▶ The request
Read the listing below and copy out every line that holds "this".

▶ The data
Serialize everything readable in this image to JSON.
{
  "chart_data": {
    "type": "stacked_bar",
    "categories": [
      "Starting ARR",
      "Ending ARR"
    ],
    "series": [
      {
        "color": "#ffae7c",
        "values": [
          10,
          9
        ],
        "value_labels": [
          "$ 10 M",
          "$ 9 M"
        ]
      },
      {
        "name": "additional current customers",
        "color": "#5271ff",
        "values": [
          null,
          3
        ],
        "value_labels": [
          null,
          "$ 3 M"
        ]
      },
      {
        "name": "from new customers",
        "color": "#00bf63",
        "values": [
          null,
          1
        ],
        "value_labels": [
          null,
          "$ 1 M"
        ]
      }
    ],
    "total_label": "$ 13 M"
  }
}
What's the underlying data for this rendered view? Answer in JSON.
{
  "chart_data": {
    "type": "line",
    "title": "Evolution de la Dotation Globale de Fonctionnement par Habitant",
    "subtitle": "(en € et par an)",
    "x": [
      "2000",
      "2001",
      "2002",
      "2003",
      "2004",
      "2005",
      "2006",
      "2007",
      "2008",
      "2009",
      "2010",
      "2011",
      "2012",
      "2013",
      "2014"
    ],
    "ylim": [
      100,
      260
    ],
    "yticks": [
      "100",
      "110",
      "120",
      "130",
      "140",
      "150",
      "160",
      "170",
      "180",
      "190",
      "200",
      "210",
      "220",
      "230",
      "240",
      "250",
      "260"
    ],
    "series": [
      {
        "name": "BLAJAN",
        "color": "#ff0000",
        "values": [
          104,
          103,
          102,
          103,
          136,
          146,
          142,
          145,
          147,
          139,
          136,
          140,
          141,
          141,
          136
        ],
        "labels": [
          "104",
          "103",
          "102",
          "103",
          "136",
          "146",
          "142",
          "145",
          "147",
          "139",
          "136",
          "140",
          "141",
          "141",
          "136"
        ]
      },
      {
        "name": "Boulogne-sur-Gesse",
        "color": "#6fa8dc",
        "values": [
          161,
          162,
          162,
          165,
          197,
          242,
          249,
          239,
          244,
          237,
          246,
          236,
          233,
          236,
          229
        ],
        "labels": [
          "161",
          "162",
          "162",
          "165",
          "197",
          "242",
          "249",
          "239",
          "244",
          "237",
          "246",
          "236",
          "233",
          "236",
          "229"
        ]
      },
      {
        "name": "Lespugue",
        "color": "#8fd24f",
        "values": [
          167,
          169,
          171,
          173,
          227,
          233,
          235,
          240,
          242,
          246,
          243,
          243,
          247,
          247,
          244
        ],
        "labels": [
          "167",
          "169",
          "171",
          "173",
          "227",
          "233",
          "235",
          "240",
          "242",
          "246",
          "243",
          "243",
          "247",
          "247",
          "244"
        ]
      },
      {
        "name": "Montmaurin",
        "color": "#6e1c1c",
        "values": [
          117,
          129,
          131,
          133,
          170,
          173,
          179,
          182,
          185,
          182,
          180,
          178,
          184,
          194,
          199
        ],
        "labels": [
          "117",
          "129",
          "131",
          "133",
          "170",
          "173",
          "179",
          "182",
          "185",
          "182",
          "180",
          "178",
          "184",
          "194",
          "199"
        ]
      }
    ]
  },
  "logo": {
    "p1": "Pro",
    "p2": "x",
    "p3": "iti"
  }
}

▶ Exercise result
Serialize everything readable in this image to JSON.
What's the underlying data for this rendered view? Answer in JSON.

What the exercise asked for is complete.